Work to do:
The records that follow need to be output exactly as they are.

(Saved data entries)

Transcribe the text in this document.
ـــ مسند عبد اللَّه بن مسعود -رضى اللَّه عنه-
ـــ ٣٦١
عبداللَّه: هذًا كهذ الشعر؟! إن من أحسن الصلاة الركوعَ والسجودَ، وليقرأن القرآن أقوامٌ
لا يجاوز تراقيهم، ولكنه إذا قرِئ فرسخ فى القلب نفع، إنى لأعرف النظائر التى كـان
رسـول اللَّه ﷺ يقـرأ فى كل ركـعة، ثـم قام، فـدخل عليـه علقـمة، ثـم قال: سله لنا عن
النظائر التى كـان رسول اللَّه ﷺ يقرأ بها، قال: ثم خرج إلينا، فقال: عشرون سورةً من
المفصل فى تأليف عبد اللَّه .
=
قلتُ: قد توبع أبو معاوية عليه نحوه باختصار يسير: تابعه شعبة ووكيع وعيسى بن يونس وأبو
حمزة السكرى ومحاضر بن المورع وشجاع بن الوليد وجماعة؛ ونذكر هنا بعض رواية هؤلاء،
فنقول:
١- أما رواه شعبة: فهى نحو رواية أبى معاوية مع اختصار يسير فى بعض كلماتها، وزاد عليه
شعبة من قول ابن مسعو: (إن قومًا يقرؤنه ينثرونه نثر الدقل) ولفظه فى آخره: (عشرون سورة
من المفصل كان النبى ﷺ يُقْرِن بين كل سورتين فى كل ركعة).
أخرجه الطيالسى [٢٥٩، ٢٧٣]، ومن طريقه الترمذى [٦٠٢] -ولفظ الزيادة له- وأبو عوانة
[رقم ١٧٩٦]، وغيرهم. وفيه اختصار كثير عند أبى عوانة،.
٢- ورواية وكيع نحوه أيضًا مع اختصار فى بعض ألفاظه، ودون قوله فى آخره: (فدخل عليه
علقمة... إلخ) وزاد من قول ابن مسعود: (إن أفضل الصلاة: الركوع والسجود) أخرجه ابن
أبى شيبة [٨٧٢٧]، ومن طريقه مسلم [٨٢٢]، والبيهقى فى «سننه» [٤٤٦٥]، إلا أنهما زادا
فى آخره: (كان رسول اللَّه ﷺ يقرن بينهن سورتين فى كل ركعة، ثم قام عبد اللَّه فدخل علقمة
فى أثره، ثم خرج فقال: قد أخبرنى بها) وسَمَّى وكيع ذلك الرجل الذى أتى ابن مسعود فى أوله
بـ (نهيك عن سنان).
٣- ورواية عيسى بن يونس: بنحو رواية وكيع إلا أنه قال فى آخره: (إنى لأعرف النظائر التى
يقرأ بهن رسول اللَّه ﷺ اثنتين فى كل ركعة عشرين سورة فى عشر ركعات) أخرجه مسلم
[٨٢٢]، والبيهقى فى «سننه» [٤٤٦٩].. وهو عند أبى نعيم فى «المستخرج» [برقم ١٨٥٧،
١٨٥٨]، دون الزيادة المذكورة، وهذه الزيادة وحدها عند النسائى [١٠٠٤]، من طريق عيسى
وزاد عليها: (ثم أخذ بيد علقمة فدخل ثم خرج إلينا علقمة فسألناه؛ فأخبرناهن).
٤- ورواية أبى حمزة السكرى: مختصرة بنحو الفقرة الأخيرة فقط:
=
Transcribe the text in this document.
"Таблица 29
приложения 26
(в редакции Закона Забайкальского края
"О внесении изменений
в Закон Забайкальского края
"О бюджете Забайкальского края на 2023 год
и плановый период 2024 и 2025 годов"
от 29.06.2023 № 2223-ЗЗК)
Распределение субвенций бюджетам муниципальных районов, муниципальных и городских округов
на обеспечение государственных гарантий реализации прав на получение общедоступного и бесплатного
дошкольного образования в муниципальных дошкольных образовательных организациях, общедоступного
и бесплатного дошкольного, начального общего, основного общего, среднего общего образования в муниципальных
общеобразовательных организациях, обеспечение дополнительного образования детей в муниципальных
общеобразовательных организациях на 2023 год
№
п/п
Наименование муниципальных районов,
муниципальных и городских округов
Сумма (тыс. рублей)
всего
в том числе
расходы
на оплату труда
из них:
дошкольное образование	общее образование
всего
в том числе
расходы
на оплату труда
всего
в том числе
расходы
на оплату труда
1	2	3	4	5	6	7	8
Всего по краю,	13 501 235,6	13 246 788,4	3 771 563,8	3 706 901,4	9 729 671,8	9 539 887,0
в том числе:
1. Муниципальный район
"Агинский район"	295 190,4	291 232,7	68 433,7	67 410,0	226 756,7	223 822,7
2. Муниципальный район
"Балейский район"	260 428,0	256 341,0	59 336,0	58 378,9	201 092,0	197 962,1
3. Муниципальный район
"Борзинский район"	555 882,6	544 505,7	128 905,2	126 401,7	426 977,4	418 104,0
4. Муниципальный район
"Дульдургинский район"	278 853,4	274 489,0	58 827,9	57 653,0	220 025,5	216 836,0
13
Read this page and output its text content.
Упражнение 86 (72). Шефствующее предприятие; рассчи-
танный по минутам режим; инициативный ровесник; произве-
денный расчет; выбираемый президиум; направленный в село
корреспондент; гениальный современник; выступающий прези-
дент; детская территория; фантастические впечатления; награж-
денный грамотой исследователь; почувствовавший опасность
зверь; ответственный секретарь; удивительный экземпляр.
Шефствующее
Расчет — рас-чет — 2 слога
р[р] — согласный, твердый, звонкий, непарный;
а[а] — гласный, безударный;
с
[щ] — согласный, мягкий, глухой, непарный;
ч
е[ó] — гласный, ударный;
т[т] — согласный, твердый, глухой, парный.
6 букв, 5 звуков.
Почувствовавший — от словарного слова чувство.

Full output:
Transcribe the text in this document.
ـــ مسند عبد اللَّه بن مسعود -رضى اللَّه عنه-
ـــ ٣٦١
عبداللَّه: هذًا كهذ الشعر؟! إن من أحسن الصلاة الركوعَ والسجودَ، وليقرأن القرآن أقوامٌ
لا يجاوز تراقيهم، ولكنه إذا قرِئ فرسخ فى القلب نفع، إنى لأعرف النظائر التى كـان
رسـول اللَّه ﷺ يقـرأ فى كل ركـعة، ثـم قام، فـدخل عليـه علقـمة، ثـم قال: سله لنا عن
النظائر التى كـان رسول اللَّه ﷺ يقرأ بها، قال: ثم خرج إلينا، فقال: عشرون سورةً من
المفصل فى تأليف عبد اللَّه .
=
قلتُ: قد توبع أبو معاوية عليه نحوه باختصار يسير: تابعه شعبة ووكيع وعيسى بن يونس وأبو
حمزة السكرى ومحاضر بن المورع وشجاع بن الوليد وجماعة؛ ونذكر هنا بعض رواية هؤلاء،
فنقول:
١- أما رواه شعبة: فهى نحو رواية أبى معاوية مع اختصار يسير فى بعض كلماتها، وزاد عليه
شعبة من قول ابن مسعو: (إن قومًا يقرؤنه ينثرونه نثر الدقل) ولفظه فى آخره: (عشرون سورة
من المفصل كان النبى ﷺ يُقْرِن بين كل سورتين فى كل ركعة).
أخرجه الطيالسى [٢٥٩، ٢٧٣]، ومن طريقه الترمذى [٦٠٢] -ولفظ الزيادة له- وأبو عوانة
[رقم ١٧٩٦]، وغيرهم. وفيه اختصار كثير عند أبى عوانة،.
٢- ورواية وكيع نحوه أيضًا مع اختصار فى بعض ألفاظه، ودون قوله فى آخره: (فدخل عليه
علقمة... إلخ) وزاد من قول ابن مسعود: (إن أفضل الصلاة: الركوع والسجود) أخرجه ابن
أبى شيبة [٨٧٢٧]، ومن طريقه مسلم [٨٢٢]، والبيهقى فى «سننه» [٤٤٦٥]، إلا أنهما زادا
فى آخره: (كان رسول اللَّه ﷺ يقرن بينهن سورتين فى كل ركعة، ثم قام عبد اللَّه فدخل علقمة
فى أثره، ثم خرج فقال: قد أخبرنى بها) وسَمَّى وكيع ذلك الرجل الذى أتى ابن مسعود فى أوله
بـ (نهيك عن سنان).
٣- ورواية عيسى بن يونس: بنحو رواية وكيع إلا أنه قال فى آخره: (إنى لأعرف النظائر التى
يقرأ بهن رسول اللَّه ﷺ اثنتين فى كل ركعة عشرين سورة فى عشر ركعات) أخرجه مسلم
[٨٢٢]، والبيهقى فى «سننه» [٤٤٦٩].. وهو عند أبى نعيم فى «المستخرج» [برقم ١٨٥٧،
١٨٥٨]، دون الزيادة المذكورة، وهذه الزيادة وحدها عند النسائى [١٠٠٤]، من طريق عيسى
وزاد عليها: (ثم أخذ بيد علقمة فدخل ثم خرج إلينا علقمة فسألناه؛ فأخبرناهن).
٤- ورواية أبى حمزة السكرى: مختصرة بنحو الفقرة الأخيرة فقط:
=
Transcribe the text in this document.
"Таблица 29
приложения 26
(в редакции Закона Забайкальского края
"О внесении изменений
в Закон Забайкальского края
"О бюджете Забайкальского края на 2023 год
и плановый период 2024 и 2025 годов"
от 29.06.2023 № 2223-ЗЗК)
Распределение субвенций бюджетам муниципальных районов, муниципальных и городских округов
на обеспечение государственных гарантий реализации прав на получение общедоступного и бесплатного
дошкольного образования в муниципальных дошкольных образовательных организациях, общедоступного
и бесплатного дошкольного, начального общего, основного общего, среднего общего образования в муниципальных
общеобразовательных организациях, обеспечение дополнительного образования детей в муниципальных
общеобразовательных организациях на 2023 год
№
п/п
Наименование муниципальных районов,
муниципальных и городских округов
Сумма (тыс. рублей)
всего
в том числе
расходы
на оплату труда
из них:
дошкольное образование	общее образование
всего
в том числе
расходы
на оплату труда
всего
в том числе
расходы
на оплату труда
1	2	3	4	5	6	7	8
Всего по краю,	13 501 235,6	13 246 788,4	3 771 563,8	3 706 901,4	9 729 671,8	9 539 887,0
в том числе:
1. Муниципальный район
"Агинский район"	295 190,4	291 232,7	68 433,7	67 410,0	226 756,7	223 822,7
2. Муниципальный район
"Балейский район"	260 428,0	256 341,0	59 336,0	58 378,9	201 092,0	197 962,1
3. Муниципальный район
"Борзинский район"	555 882,6	544 505,7	128 905,2	126 401,7	426 977,4	418 104,0
4. Муниципальный район
"Дульдургинский район"	278 853,4	274 489,0	58 827,9	57 653,0	220 025,5	216 836,0
13
Read this page and output its text content.
Упражнение 86 (72). Шефствующее предприятие; рассчи-
танный по минутам режим; инициативный ровесник; произве-
денный расчет; выбираемый президиум; направленный в село
корреспондент; гениальный современник; выступающий прези-
дент; детская территория; фантастические впечатления; награж-
денный грамотой исследователь; почувствовавший опасность
зверь; ответственный секретарь; удивительный экземпляр.
Шефствующее
Расчет — рас-чет — 2 слога
р[р] — согласный, твердый, звонкий, непарный;
а[а] — гласный, безударный;
с
[щ] — согласный, мягкий, глухой, непарный;
ч
е[ó] — гласный, ударный;
т[т] — согласный, твердый, глухой, парный.
6 букв, 5 звуков.
Почувствовавший — от словарного слова чувство.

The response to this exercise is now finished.